Supplied text

Let’s face it – it’s a tough time to be in the democracy business. America’s democratic institutions and norms are under pressure from hyperpolarization, disruptive technologies, and foreign interference, to name a few things. And we’re not alone: new and established democracies all over the world are facing what Varieties of Democracy has dubbed the “third wave of autocratization”. So when I tell people that I’m the director of evaluation and learning at an organization dedicated to strengthening American democracy, the response I often get is a slightly raised eyebrow and the question “so…how’s that going for you?”

It’s a question intended to prompt a pithy response, I suppose, but I’m increasingly inclined to answer it honestly, and thoroughly. Because the truth is that while assessing impact in any kind of complex social system is hard, it’s particularly difficult when the problems you’re trying to solve are the really big ones and the headwinds you’re facing are especially strong. In these situations, real, meaningful impact is unpredictable, nonlinear, and often something that can only fully understood retrospectively. It’s no wonder that despite robust evaluation and learning practices, many social change organizations still struggle to understand, in real time, whether the work they’re doing is making a difference.

But I’m increasingly convinced that our challenge is not just in measuring the impact that we’re having – it’s in how we think about what impact looks like in the first place. There’s a particular mental model that most people fall into when we talk about impact: we think about what the system will look like as our program progresses over time, compared to what it would look like over the same period without that program. And we default to the expectation that our programs will lead to greater positive increases in desired outcomes compared to the status quo. The rate of change may be incremental, exponential, or something else, but it’s always positive. Unfortunately, this contributes to a widespread assumption in social change work that a program can only be “impactful” if there are measurable increases in expected outcomes.

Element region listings
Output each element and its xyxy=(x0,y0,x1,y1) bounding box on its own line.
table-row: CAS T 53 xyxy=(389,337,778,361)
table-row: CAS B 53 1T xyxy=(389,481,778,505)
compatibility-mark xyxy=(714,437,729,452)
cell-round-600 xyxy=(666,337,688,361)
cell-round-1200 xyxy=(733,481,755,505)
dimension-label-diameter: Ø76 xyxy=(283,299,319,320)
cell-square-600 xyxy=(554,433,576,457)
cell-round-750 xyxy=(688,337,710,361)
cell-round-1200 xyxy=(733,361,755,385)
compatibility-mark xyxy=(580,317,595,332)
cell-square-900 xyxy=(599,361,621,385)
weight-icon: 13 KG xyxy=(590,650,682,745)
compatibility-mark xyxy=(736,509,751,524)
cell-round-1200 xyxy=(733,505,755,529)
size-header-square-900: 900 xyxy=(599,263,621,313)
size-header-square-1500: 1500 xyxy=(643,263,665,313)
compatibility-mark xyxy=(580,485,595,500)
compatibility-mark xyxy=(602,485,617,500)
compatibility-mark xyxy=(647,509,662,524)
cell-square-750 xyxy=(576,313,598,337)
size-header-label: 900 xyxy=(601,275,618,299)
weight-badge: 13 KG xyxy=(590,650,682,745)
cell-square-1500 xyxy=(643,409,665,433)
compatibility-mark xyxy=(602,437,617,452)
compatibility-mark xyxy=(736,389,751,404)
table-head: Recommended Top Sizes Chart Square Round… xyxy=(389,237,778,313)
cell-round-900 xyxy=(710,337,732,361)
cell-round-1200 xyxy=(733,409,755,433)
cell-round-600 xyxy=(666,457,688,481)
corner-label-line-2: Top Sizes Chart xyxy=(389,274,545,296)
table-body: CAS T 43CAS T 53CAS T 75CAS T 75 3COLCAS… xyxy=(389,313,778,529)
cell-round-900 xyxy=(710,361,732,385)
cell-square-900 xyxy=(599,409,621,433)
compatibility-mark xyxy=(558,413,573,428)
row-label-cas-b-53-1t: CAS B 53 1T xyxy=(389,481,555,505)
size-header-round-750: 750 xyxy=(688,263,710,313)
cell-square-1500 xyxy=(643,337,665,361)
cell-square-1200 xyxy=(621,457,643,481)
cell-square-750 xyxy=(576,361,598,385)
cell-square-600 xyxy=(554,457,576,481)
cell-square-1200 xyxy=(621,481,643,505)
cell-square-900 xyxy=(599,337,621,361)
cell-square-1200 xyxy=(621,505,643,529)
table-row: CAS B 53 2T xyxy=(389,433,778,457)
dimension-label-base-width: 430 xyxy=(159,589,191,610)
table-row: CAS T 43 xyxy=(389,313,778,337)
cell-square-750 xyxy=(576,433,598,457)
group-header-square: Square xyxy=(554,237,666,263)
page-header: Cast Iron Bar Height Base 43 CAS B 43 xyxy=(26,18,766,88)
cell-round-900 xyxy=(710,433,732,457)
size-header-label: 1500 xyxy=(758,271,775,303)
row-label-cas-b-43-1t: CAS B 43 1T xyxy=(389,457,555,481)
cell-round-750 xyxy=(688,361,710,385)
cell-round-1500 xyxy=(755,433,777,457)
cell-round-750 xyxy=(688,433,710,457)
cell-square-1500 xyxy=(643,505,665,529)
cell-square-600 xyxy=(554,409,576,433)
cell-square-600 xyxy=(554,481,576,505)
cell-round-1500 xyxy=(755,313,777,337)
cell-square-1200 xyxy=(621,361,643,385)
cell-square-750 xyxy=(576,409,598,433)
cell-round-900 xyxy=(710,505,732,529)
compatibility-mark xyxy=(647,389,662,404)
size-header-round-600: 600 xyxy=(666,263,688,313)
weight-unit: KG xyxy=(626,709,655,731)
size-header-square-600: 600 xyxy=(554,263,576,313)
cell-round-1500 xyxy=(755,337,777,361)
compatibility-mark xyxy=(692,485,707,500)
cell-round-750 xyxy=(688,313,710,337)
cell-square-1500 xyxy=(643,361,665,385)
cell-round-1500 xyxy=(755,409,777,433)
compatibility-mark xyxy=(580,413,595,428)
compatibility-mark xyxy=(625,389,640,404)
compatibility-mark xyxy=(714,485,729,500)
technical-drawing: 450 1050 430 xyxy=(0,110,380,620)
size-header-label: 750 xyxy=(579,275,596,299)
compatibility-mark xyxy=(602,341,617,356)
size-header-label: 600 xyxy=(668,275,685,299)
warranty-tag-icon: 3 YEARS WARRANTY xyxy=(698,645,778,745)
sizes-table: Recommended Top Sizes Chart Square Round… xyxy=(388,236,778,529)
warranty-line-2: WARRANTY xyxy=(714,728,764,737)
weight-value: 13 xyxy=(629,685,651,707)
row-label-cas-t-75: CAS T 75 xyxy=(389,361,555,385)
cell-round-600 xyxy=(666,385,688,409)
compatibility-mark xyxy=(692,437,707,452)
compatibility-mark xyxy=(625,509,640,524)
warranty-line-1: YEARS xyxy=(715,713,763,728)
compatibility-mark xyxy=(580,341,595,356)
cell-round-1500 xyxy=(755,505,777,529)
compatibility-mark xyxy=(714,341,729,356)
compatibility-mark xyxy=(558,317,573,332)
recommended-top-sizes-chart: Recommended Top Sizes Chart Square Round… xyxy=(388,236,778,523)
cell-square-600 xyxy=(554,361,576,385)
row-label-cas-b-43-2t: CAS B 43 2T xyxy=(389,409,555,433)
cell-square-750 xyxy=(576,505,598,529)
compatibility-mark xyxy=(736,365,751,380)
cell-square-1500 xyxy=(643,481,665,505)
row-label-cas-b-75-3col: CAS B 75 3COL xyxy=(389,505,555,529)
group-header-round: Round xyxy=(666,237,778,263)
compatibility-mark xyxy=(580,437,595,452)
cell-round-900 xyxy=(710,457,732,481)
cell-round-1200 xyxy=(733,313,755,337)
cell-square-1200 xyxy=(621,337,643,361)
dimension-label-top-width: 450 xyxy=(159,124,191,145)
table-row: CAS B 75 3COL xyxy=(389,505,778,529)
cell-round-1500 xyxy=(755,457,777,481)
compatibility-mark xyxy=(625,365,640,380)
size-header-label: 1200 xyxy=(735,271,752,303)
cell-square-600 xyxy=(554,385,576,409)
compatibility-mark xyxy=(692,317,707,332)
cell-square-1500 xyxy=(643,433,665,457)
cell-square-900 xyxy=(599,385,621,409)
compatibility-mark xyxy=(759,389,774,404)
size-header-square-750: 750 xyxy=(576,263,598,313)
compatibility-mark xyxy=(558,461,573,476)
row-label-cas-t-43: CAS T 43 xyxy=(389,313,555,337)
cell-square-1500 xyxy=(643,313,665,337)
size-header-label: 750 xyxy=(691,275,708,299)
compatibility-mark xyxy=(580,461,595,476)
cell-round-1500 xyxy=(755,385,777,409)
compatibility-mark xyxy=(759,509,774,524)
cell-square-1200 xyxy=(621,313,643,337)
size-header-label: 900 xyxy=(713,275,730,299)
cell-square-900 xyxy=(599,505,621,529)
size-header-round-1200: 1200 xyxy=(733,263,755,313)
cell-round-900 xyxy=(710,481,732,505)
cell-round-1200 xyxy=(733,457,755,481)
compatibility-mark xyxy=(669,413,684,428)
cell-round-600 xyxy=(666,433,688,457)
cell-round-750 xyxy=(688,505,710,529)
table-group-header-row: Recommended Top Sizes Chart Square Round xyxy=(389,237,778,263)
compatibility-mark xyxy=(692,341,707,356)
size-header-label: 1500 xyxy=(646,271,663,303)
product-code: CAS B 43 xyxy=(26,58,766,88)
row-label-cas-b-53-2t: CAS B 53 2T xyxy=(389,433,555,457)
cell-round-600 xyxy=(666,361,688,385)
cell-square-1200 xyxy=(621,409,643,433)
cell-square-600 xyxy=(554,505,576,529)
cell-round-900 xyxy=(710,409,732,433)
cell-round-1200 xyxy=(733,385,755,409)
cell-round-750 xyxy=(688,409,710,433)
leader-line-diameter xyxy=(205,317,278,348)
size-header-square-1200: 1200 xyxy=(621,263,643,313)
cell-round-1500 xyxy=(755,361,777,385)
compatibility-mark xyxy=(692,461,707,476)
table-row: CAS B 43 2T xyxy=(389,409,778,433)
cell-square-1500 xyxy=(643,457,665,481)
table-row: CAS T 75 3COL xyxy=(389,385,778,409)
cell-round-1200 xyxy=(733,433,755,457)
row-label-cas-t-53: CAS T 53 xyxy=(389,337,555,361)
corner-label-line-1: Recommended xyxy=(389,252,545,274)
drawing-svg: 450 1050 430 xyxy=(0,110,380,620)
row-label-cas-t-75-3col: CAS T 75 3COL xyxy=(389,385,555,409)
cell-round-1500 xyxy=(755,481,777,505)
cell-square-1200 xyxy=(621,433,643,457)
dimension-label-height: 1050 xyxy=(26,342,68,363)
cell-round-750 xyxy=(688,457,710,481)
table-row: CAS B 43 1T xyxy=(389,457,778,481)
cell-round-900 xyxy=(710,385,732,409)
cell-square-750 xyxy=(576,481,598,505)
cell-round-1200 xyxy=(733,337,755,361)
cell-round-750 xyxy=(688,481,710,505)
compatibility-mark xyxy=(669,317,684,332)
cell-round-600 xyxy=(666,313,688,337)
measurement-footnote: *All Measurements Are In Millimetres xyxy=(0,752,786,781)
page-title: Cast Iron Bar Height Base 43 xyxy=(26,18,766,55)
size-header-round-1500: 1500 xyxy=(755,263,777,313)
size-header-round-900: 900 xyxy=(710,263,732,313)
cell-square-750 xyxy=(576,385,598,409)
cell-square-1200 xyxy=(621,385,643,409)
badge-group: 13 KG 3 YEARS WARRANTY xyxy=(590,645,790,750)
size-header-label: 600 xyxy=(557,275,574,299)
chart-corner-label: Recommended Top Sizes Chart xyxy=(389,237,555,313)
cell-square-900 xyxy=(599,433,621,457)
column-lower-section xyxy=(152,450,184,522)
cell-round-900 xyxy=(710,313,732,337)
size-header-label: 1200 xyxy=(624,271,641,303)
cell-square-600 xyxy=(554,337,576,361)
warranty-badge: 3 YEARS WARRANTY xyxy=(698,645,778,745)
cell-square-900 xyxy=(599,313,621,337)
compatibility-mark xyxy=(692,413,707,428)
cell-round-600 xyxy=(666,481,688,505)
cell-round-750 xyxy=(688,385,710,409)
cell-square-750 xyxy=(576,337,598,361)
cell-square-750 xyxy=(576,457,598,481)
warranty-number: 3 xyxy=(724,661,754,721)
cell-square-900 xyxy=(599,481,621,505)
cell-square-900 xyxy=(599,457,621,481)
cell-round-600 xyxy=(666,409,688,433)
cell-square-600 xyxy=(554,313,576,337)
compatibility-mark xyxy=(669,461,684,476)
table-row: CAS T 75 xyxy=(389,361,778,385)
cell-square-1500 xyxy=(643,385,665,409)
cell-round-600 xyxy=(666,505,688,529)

Required tasks
(A) In the text on democracy evaluation, change "unpredictable" to "uncertain" in the part that opens with the words containing "It’s a question" and closes with "making a difference.", and give that part again.
(B) According to the text on democracy evaluation, what has Varieties of Democracy called the trend facing democracies around the world?
(C) In the text on democracy evaluation, which pressures on America's democratic institutions and norms are named?

Solutions
(A)
It’s a question intended to prompt a pithy response, I suppose, but I’m increasingly inclined to answer it honestly, and thoroughly. Because the truth is that while assessing impact in any kind of complex social system is hard, it’s particularly difficult when the problems you’re trying to solve are the really big ones and the headwinds you’re facing are especially strong. In these situations, real, meaningful impact is uncertain, nonlinear, and often something that can only fully understood retrospectively. It’s no wonder that despite robust evaluation and learning practices, many social change organizations still struggle to understand, in real time, whether the work they’re doing is making a difference.

(B) The "third wave of autocratization"

(C) Hyperpolarization, disruptive technologies, and foreign interference